_GIVEN PROBLEM_:
Exclude the pictures and retype the entries as written.

(Dataset records)

========

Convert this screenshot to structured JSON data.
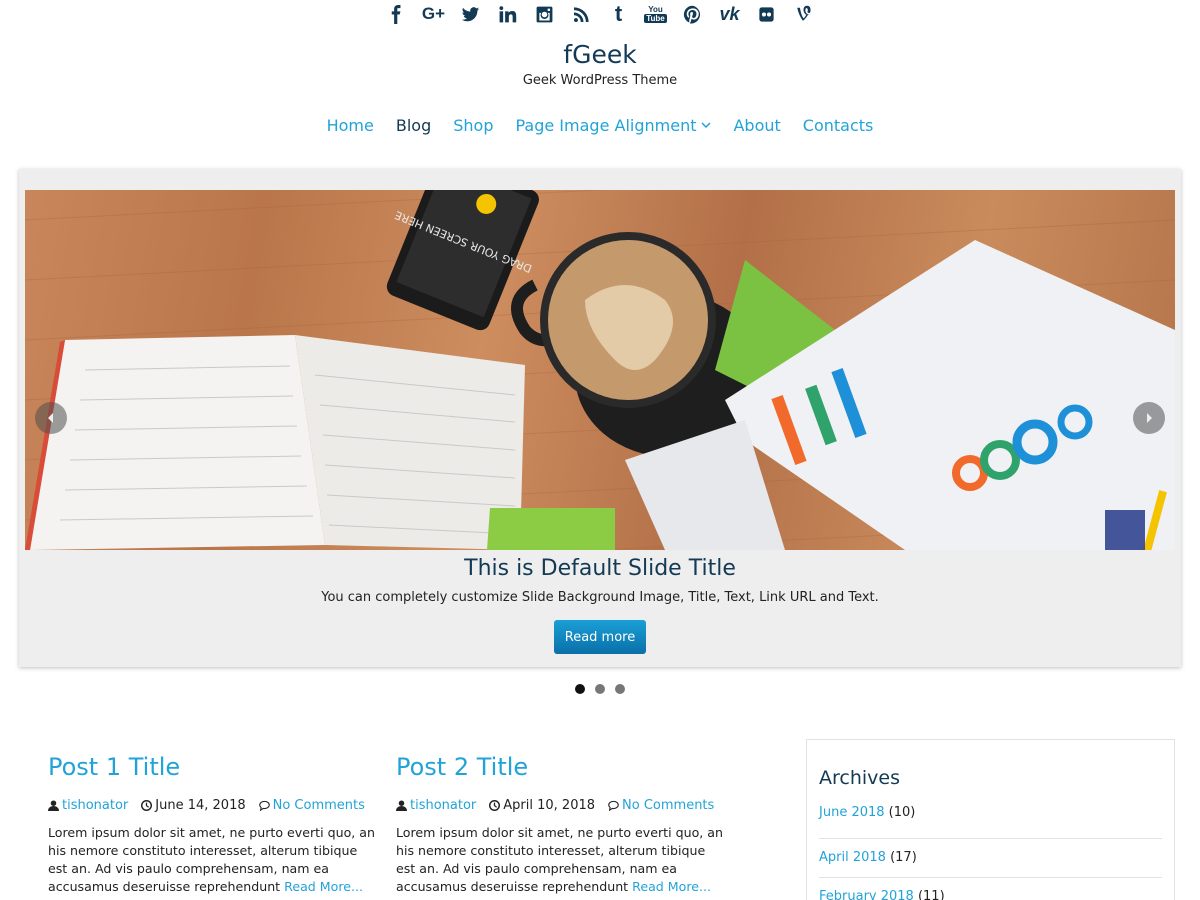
{
  "social": {
    "icons": [
      "facebook-icon",
      "google-plus-icon",
      "twitter-icon",
      "linkedin-icon",
      "instagram-icon",
      "rss-icon",
      "tumblr-icon",
      "youtube-icon",
      "pinterest-icon",
      "vk-icon",
      "flickr-icon",
      "vine-icon"
    ],
    "google_plus_text": "G+",
    "tumblr_text": "t",
    "youtube_top": "You",
    "youtube_bottom": "Tube",
    "vk_text": "vk"
  },
  "header": {
    "site_title": "fGeek",
    "tagline": "Geek WordPress Theme"
  },
  "nav": {
    "items": [
      {
        "label": "Home",
        "active": false
      },
      {
        "label": "Blog",
        "active": true
      },
      {
        "label": "Shop",
        "active": false
      },
      {
        "label": "Page Image Alignment",
        "active": false,
        "has_submenu": true
      },
      {
        "label": "About",
        "active": false
      },
      {
        "label": "Contacts",
        "active": false
      }
    ]
  },
  "slider": {
    "title": "This is Default Slide Title",
    "text": "You can completely customize Slide Background Image, Title, Text, Link URL and Text.",
    "button_label": "Read more",
    "phone_text": "DRAG YOUR SCREEN HERE",
    "dots": 3,
    "active_dot": 0
  },
  "posts": [
    {
      "title": "Post 1 Title",
      "author": "tishonator",
      "date": "June 14, 2018",
      "comments": "No Comments",
      "excerpt": "Lorem ipsum dolor sit amet, ne purto everti quo, an his nemore constituto interesset, alterum tibique est an. Ad vis paulo comprehensam, nam ea accusamus deseruisse reprehendunt",
      "read_more": "Read More..."
    },
    {
      "title": "Post 2 Title",
      "author": "tishonator",
      "date": "April 10, 2018",
      "comments": "No Comments",
      "excerpt": "Lorem ipsum dolor sit amet, ne purto everti quo, an his nemore constituto interesset, alterum tibique est an. Ad vis paulo comprehensam, nam ea accusamus deseruisse reprehendunt",
      "read_more": "Read More..."
    }
  ],
  "sidebar": {
    "title": "Archives",
    "items": [
      {
        "month": "June 2018",
        "count": "(10)"
      },
      {
        "month": "April 2018",
        "count": "(17)"
      },
      {
        "month": "February 2018",
        "count": "(11)"
      }
    ]
  },
  "colors": {
    "link": "#22a3d8",
    "heading": "#133a55",
    "button": "#0a6fa8"
  }
}
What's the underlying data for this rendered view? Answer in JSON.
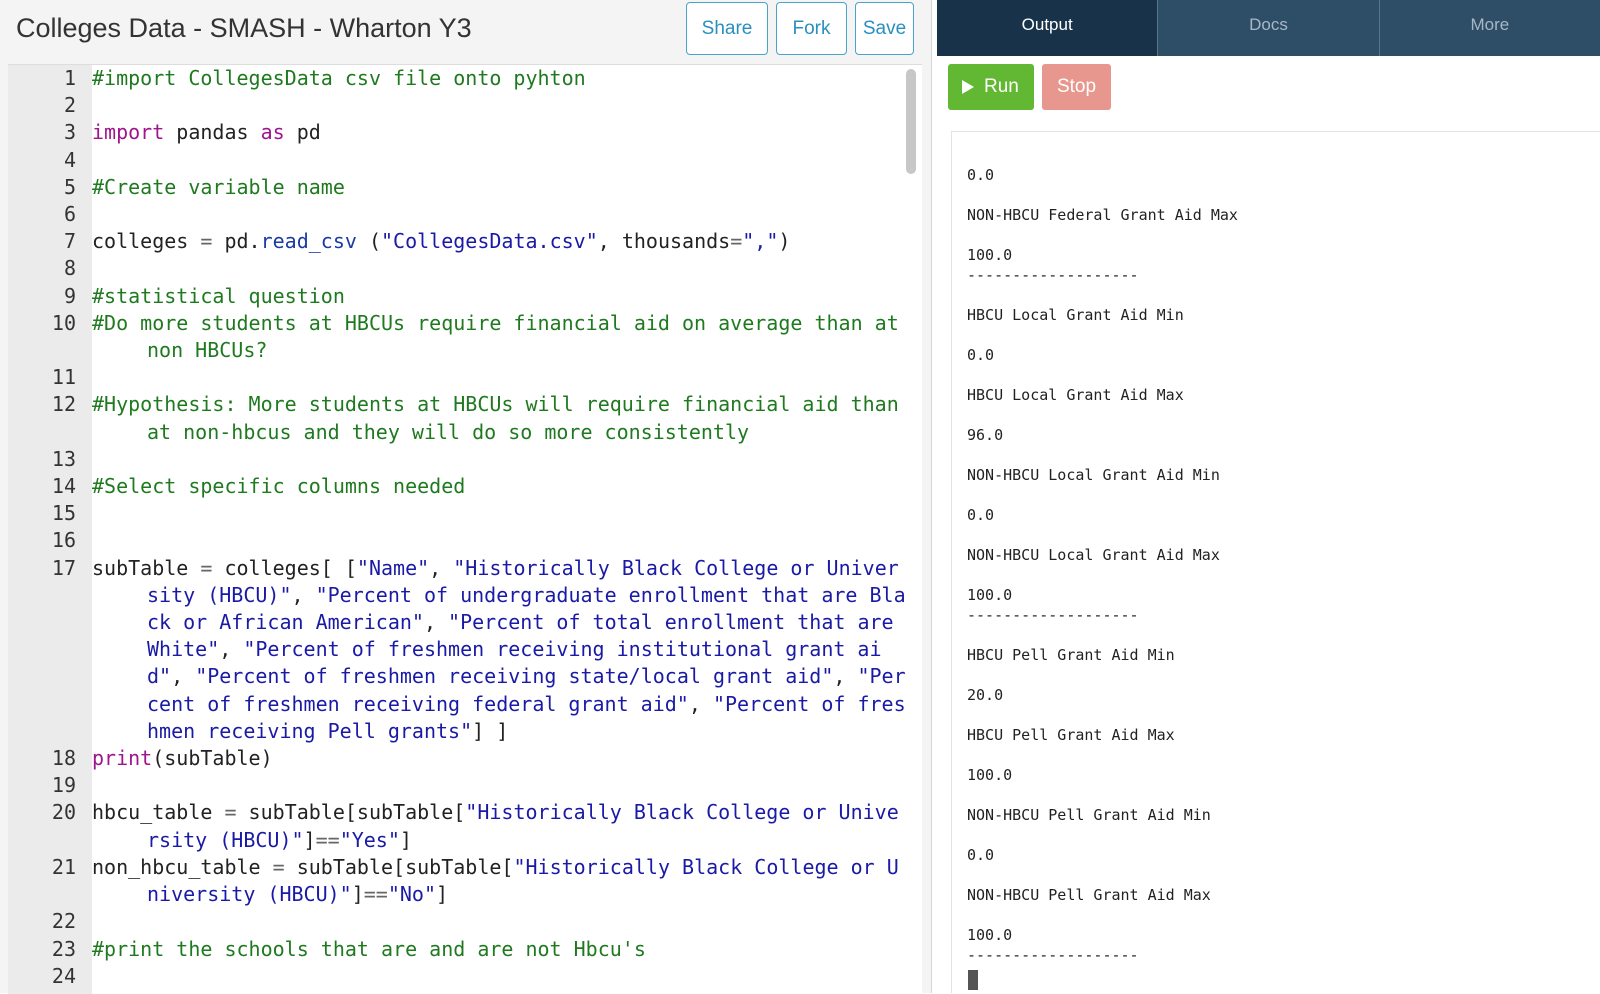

========

_WRITTEN REPLY_:
Convert this screenshot to structured JSON data.
{
  "social": {
    "icons": [
      "facebook-icon",
      "google-plus-icon",
      "twitter-icon",
      "linkedin-icon",
      "instagram-icon",
      "rss-icon",
      "tumblr-icon",
      "youtube-icon",
      "pinterest-icon",
      "vk-icon",
      "flickr-icon",
      "vine-icon"
    ],
    "google_plus_text": "G+",
    "tumblr_text": "t",
    "youtube_top": "You",
    "youtube_bottom": "Tube",
    "vk_text": "vk"
  },
  "header": {
    "site_title": "fGeek",
    "tagline": "Geek WordPress Theme"
  },
  "nav": {
    "items": [
      {
        "label": "Home",
        "active": false
      },
      {
        "label": "Blog",
        "active": true
      },
      {
        "label": "Shop",
        "active": false
      },
      {
        "label": "Page Image Alignment",
        "active": false,
        "has_submenu": true
      },
      {
        "label": "About",
        "active": false
      },
      {
        "label": "Contacts",
        "active": false
      }
    ]
  },
  "slider": {
    "title": "This is Default Slide Title",
    "text": "You can completely customize Slide Background Image, Title, Text, Link URL and Text.",
    "button_label": "Read more",
    "phone_text": "DRAG YOUR SCREEN HERE",
    "dots": 3,
    "active_dot": 0
  },
  "posts": [
    {
      "title": "Post 1 Title",
      "author": "tishonator",
      "date": "June 14, 2018",
      "comments": "No Comments",
      "excerpt": "Lorem ipsum dolor sit amet, ne purto everti quo, an his nemore constituto interesset, alterum tibique est an. Ad vis paulo comprehensam, nam ea accusamus deseruisse reprehendunt",
      "read_more": "Read More..."
    },
    {
      "title": "Post 2 Title",
      "author": "tishonator",
      "date": "April 10, 2018",
      "comments": "No Comments",
      "excerpt": "Lorem ipsum dolor sit amet, ne purto everti quo, an his nemore constituto interesset, alterum tibique est an. Ad vis paulo comprehensam, nam ea accusamus deseruisse reprehendunt",
      "read_more": "Read More..."
    }
  ],
  "sidebar": {
    "title": "Archives",
    "items": [
      {
        "month": "June 2018",
        "count": "(10)"
      },
      {
        "month": "April 2018",
        "count": "(17)"
      },
      {
        "month": "February 2018",
        "count": "(11)"
      }
    ]
  },
  "colors": {
    "link": "#22a3d8",
    "heading": "#133a55",
    "button": "#0a6fa8"
  }
}
What's the underlying data for this rendered view? Answer in JSON.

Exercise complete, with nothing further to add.